Data excerpts
--- Begin ---

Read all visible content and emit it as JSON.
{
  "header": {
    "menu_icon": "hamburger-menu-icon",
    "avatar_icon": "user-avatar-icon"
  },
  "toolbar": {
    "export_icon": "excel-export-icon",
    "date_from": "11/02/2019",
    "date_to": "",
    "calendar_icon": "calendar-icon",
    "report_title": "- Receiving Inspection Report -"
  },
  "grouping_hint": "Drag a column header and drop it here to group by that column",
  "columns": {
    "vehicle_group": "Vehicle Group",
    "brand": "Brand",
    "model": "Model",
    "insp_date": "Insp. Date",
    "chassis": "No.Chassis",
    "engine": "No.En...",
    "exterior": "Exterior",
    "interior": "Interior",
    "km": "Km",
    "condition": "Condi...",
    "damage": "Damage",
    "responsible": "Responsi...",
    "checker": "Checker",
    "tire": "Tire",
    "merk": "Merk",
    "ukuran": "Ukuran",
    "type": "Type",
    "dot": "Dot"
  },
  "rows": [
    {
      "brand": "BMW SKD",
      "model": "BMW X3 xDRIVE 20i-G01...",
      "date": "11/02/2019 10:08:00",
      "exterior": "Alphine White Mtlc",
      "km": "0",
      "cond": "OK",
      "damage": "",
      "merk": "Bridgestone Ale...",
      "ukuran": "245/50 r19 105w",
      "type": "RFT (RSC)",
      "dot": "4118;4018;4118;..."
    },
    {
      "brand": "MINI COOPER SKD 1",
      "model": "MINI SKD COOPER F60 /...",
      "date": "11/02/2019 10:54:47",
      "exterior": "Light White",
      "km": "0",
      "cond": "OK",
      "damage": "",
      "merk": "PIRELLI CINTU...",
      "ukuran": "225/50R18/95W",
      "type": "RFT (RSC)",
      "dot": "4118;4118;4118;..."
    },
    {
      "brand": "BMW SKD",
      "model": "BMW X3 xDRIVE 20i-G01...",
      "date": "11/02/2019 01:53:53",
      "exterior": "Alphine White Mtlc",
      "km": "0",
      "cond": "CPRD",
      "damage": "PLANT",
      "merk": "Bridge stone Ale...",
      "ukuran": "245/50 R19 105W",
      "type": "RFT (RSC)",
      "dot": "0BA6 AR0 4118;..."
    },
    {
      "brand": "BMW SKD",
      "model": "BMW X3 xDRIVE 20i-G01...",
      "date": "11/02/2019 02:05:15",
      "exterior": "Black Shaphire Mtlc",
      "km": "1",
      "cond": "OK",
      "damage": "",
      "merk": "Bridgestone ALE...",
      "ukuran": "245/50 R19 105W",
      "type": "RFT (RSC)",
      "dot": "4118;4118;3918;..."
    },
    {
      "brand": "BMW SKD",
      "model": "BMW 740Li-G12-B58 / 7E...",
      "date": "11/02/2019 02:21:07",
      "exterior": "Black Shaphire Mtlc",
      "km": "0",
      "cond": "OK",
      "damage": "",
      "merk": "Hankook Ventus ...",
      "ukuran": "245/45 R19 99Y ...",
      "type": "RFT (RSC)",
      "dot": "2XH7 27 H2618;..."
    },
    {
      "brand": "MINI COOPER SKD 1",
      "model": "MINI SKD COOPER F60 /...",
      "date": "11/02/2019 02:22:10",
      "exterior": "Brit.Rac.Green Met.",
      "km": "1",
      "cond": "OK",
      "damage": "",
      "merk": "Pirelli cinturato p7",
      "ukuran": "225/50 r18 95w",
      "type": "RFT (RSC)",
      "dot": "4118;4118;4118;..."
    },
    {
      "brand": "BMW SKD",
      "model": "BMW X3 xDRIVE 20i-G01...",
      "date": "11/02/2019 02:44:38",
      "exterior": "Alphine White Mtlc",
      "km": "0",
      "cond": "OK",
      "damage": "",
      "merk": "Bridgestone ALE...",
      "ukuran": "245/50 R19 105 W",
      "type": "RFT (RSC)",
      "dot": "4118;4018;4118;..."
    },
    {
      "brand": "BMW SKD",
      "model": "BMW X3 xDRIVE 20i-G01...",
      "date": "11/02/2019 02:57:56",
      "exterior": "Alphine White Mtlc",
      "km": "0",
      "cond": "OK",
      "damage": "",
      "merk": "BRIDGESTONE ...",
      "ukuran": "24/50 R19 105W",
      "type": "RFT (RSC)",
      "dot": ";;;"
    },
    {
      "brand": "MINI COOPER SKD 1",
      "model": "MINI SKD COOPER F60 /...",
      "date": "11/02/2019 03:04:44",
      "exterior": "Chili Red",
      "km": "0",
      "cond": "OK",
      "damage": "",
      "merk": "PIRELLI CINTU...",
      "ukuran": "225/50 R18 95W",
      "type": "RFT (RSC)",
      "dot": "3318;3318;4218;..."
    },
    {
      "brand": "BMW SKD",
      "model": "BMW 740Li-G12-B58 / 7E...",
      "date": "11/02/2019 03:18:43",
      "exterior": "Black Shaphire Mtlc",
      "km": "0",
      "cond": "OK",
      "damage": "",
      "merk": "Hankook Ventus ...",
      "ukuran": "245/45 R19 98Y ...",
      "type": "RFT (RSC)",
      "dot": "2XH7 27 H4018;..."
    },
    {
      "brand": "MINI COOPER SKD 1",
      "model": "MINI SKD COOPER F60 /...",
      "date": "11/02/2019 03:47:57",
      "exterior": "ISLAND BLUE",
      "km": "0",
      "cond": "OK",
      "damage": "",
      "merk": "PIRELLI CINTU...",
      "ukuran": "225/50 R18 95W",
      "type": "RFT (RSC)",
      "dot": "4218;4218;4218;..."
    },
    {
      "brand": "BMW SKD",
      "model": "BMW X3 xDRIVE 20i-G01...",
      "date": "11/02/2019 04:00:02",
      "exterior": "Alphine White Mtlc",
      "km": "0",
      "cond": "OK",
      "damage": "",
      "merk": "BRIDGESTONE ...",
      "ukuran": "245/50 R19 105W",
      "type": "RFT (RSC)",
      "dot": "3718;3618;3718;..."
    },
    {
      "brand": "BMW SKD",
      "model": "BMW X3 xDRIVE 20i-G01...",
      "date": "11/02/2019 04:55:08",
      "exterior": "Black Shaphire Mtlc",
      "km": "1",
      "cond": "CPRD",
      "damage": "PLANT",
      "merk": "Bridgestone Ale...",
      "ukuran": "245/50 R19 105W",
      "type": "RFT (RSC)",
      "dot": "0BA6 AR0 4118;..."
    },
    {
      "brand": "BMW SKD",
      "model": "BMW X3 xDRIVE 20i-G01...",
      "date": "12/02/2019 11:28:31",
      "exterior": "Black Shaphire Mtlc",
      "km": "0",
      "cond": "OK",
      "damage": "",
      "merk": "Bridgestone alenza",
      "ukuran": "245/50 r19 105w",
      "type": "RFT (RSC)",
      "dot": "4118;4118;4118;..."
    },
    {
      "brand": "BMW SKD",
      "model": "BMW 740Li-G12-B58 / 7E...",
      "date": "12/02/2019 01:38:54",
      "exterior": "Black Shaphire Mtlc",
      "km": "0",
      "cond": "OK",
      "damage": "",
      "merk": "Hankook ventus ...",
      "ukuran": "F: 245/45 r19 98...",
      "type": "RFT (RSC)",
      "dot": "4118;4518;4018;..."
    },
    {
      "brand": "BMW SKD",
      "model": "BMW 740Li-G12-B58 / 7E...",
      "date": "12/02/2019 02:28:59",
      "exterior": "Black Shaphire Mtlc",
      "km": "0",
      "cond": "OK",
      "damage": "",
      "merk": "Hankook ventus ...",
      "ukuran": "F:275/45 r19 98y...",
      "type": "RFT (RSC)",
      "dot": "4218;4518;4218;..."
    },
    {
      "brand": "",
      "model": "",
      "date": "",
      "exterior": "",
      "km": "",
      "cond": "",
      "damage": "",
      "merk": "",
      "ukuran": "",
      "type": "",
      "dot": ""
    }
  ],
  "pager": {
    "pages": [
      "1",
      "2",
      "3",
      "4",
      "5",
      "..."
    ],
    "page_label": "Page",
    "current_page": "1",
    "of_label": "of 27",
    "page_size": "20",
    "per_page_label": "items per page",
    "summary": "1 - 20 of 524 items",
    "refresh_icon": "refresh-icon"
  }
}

--- End ---

WRITTEN EXERCISE: Copy each line of the listing that contains the string "icon".

REPLY:
    "menu_icon": "hamburger-menu-icon",
    "avatar_icon": "user-avatar-icon"
    "export_icon": "excel-export-icon",
    "calendar_icon": "calendar-icon",
    "refresh_icon": "refresh-icon"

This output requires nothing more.